┌─ MATERIAL SHOWN

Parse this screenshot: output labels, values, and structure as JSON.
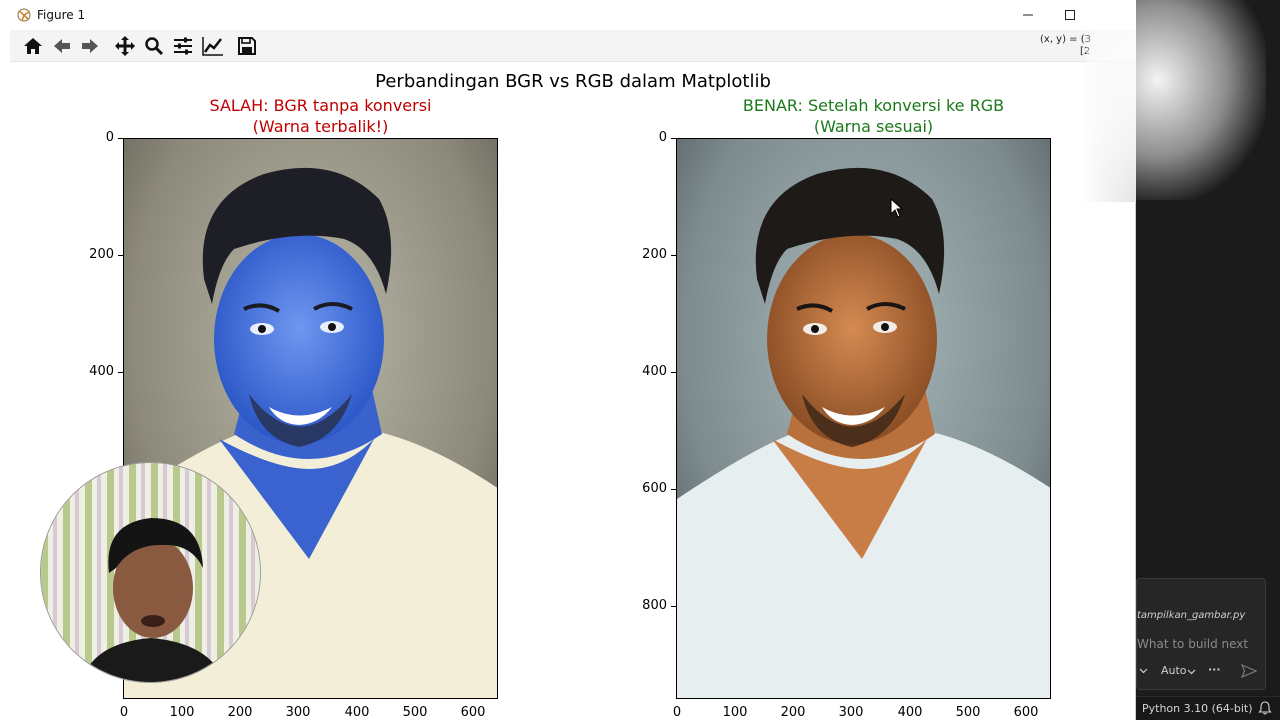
{
  "window": {
    "title": "Figure 1"
  },
  "toolbar": {
    "tools": [
      "home-icon",
      "back-arrow-icon",
      "forward-arrow-icon",
      "pan-icon",
      "zoom-icon",
      "subplots-config-icon",
      "axes-edit-icon",
      "save-icon"
    ],
    "coord_line1": "(x, y) = (3",
    "coord_line2": "[2"
  },
  "figure": {
    "suptitle": "Perbandingan BGR vs RGB dalam Matplotlib",
    "left": {
      "title_line1": "SALAH: BGR tanpa konversi",
      "title_line2": "(Warna terbalik!)",
      "title_color": "#c00000",
      "yticks": [
        "0",
        "200",
        "400"
      ],
      "xticks": [
        "0",
        "100",
        "200",
        "300",
        "400",
        "500",
        "600"
      ]
    },
    "right": {
      "title_line1": "BENAR: Setelah konversi ke RGB",
      "title_line2": "(Warna sesuai)",
      "title_color": "#1a7a1a",
      "yticks": [
        "0",
        "200",
        "400",
        "600",
        "800"
      ],
      "xticks": [
        "0",
        "100",
        "200",
        "300",
        "400",
        "500",
        "600"
      ]
    }
  },
  "ide": {
    "chat_file": "tampilkan_gambar.py",
    "chat_placeholder": "What to build next",
    "mode": "Auto",
    "more": "···",
    "python_version": "Python 3.10 (64-bit)"
  }
}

└─

§ **WHAT IS ASKED**
Without the pictures, restate each entry exactly.

§ **TASK ANSWER**
Parse this screenshot: output labels, values, and structure as JSON.
{
  "window": {
    "title": "Figure 1"
  },
  "toolbar": {
    "tools": [
      "home-icon",
      "back-arrow-icon",
      "forward-arrow-icon",
      "pan-icon",
      "zoom-icon",
      "subplots-config-icon",
      "axes-edit-icon",
      "save-icon"
    ],
    "coord_line1": "(x, y) = (3",
    "coord_line2": "[2"
  },
  "figure": {
    "suptitle": "Perbandingan BGR vs RGB dalam Matplotlib",
    "left": {
      "title_line1": "SALAH: BGR tanpa konversi",
      "title_line2": "(Warna terbalik!)",
      "title_color": "#c00000",
      "yticks": [
        "0",
        "200",
        "400"
      ],
      "xticks": [
        "0",
        "100",
        "200",
        "300",
        "400",
        "500",
        "600"
      ]
    },
    "right": {
      "title_line1": "BENAR: Setelah konversi ke RGB",
      "title_line2": "(Warna sesuai)",
      "title_color": "#1a7a1a",
      "yticks": [
        "0",
        "200",
        "400",
        "600",
        "800"
      ],
      "xticks": [
        "0",
        "100",
        "200",
        "300",
        "400",
        "500",
        "600"
      ]
    }
  },
  "ide": {
    "chat_file": "tampilkan_gambar.py",
    "chat_placeholder": "What to build next",
    "mode": "Auto",
    "more": "···",
    "python_version": "Python 3.10 (64-bit)"
  }
}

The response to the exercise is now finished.